+++ Data +++

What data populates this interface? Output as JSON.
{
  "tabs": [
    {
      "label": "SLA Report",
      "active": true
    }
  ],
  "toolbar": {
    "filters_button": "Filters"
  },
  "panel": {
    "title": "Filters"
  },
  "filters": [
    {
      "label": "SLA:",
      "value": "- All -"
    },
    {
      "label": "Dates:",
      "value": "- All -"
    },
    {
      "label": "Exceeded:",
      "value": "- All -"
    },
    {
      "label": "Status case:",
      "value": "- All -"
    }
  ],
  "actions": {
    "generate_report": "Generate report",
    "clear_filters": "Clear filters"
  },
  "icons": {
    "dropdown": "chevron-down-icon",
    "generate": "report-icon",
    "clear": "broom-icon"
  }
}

+++

Each line must be given again exactly as written above.

What data populates this interface? Output as JSON.
{
  "tabs": [
    {
      "label": "SLA Report",
      "active": true
    }
  ],
  "toolbar": {
    "filters_button": "Filters"
  },
  "panel": {
    "title": "Filters"
  },
  "filters": [
    {
      "label": "SLA:",
      "value": "- All -"
    },
    {
      "label": "Dates:",
      "value": "- All -"
    },
    {
      "label": "Exceeded:",
      "value": "- All -"
    },
    {
      "label": "Status case:",
      "value": "- All -"
    }
  ],
  "actions": {
    "generate_report": "Generate report",
    "clear_filters": "Clear filters"
  },
  "icons": {
    "dropdown": "chevron-down-icon",
    "generate": "report-icon",
    "clear": "broom-icon"
  }
}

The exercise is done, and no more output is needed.